• _EXERCISE MATERIAL_:
■ ■ ■ ■

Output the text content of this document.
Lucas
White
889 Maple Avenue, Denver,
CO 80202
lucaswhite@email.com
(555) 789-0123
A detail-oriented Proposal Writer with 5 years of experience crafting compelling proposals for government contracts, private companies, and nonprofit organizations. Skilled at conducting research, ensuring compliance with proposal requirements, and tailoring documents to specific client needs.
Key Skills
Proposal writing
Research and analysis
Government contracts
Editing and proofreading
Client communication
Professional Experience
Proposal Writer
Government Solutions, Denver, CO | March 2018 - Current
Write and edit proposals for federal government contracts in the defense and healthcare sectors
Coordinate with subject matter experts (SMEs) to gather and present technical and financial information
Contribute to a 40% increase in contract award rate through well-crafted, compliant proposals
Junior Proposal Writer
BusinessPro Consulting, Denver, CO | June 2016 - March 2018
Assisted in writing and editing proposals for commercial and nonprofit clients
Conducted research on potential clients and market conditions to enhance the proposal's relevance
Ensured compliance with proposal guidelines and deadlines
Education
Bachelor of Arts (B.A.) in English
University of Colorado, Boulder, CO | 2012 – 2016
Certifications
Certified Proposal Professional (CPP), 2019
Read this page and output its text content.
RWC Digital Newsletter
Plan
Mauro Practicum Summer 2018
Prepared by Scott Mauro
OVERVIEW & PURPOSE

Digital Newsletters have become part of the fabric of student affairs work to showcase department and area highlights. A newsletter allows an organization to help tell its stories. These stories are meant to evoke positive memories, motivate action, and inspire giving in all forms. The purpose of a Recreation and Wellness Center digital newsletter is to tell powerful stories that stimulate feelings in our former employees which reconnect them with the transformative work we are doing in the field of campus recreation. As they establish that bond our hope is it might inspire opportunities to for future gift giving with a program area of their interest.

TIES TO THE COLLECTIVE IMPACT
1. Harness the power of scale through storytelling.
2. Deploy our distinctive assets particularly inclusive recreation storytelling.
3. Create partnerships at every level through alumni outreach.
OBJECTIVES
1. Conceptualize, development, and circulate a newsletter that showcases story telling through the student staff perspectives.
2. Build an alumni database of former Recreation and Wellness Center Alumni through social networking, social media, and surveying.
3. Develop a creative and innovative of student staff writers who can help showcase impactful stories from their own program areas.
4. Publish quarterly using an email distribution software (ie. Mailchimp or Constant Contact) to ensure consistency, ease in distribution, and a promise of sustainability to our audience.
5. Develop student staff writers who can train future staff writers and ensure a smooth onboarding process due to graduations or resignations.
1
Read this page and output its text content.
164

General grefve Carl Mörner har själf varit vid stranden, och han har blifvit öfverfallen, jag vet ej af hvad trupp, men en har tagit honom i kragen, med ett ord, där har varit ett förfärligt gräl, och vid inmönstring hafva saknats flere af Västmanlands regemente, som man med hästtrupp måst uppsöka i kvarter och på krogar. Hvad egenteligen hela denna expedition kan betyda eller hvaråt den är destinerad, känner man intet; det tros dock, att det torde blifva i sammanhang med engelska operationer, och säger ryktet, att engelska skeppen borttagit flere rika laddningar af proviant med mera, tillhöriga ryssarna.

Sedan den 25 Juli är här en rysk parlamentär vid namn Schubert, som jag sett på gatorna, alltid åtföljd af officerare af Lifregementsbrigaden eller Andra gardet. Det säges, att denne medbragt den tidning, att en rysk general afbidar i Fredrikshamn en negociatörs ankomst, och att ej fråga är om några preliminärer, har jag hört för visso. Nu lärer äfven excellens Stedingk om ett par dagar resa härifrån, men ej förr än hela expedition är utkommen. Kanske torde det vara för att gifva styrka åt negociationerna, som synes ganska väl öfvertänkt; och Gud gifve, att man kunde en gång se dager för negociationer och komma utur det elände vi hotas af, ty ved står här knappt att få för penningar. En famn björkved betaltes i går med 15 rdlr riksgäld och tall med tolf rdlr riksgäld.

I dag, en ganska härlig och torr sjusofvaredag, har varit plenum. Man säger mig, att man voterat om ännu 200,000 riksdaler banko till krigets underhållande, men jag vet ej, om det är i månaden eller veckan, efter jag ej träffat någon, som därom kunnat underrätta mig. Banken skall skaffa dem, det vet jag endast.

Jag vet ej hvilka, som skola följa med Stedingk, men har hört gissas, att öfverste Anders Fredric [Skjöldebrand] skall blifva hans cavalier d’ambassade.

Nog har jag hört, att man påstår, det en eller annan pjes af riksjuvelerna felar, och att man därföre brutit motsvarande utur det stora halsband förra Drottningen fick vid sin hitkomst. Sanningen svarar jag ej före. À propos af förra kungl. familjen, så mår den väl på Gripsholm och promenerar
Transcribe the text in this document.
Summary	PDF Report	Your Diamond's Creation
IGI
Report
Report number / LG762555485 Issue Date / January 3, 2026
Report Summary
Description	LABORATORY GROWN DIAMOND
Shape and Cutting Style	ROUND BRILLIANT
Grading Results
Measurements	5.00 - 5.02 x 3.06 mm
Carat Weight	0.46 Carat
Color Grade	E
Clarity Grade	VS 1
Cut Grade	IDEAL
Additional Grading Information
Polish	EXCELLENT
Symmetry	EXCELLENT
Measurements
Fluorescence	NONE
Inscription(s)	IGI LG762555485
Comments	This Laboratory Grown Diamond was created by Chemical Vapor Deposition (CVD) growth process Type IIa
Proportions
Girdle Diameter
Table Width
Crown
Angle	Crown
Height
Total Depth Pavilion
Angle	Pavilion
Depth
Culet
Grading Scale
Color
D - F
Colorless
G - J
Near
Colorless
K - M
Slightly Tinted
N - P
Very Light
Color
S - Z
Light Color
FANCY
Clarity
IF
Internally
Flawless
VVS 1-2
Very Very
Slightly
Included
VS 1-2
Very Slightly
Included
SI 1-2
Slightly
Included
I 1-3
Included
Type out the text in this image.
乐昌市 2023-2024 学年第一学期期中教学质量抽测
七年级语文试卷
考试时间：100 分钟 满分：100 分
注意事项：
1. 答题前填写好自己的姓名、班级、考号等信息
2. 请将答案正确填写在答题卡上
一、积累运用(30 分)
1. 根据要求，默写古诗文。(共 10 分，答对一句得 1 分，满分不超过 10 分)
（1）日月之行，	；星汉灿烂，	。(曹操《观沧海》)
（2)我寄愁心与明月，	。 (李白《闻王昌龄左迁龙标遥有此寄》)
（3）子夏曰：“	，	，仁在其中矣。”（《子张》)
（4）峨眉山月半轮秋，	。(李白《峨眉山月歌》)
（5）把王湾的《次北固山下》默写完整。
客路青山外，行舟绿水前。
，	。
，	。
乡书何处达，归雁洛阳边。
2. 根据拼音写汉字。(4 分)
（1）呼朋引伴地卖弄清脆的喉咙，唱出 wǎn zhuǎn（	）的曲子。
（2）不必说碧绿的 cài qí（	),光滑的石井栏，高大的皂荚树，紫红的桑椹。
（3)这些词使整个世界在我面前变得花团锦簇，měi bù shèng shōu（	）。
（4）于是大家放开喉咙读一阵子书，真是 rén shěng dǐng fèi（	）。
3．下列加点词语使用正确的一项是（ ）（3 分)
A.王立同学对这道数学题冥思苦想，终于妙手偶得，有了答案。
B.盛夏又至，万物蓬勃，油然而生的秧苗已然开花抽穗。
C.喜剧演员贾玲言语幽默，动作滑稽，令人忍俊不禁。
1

■ ■ ■ ■

• _THE PROBLEM_: Every line from the one containing "Type out the text in this image." through the end of the data must be repeated exactly, and no other line.

• _EXERCISE RESULT_:
Type out the text in this image.
乐昌市 2023-2024 学年第一学期期中教学质量抽测
七年级语文试卷
考试时间：100 分钟 满分：100 分
注意事项：
1. 答题前填写好自己的姓名、班级、考号等信息
2. 请将答案正确填写在答题卡上
一、积累运用(30 分)
1. 根据要求，默写古诗文。(共 10 分，答对一句得 1 分，满分不超过 10 分)
（1）日月之行，	；星汉灿烂，	。(曹操《观沧海》)
（2)我寄愁心与明月，	。 (李白《闻王昌龄左迁龙标遥有此寄》)
（3）子夏曰：“	，	，仁在其中矣。”（《子张》)
（4）峨眉山月半轮秋，	。(李白《峨眉山月歌》)
（5）把王湾的《次北固山下》默写完整。
客路青山外，行舟绿水前。
，	。
，	。
乡书何处达，归雁洛阳边。
2. 根据拼音写汉字。(4 分)
（1）呼朋引伴地卖弄清脆的喉咙，唱出 wǎn zhuǎn（	）的曲子。
（2）不必说碧绿的 cài qí（	),光滑的石井栏，高大的皂荚树，紫红的桑椹。
（3)这些词使整个世界在我面前变得花团锦簇，měi bù shèng shōu（	）。
（4）于是大家放开喉咙读一阵子书，真是 rén shěng dǐng fèi（	）。
3．下列加点词语使用正确的一项是（ ）（3 分)
A.王立同学对这道数学题冥思苦想，终于妙手偶得，有了答案。
B.盛夏又至，万物蓬勃，油然而生的秧苗已然开花抽穗。
C.喜剧演员贾玲言语幽默，动作滑稽，令人忍俊不禁。
1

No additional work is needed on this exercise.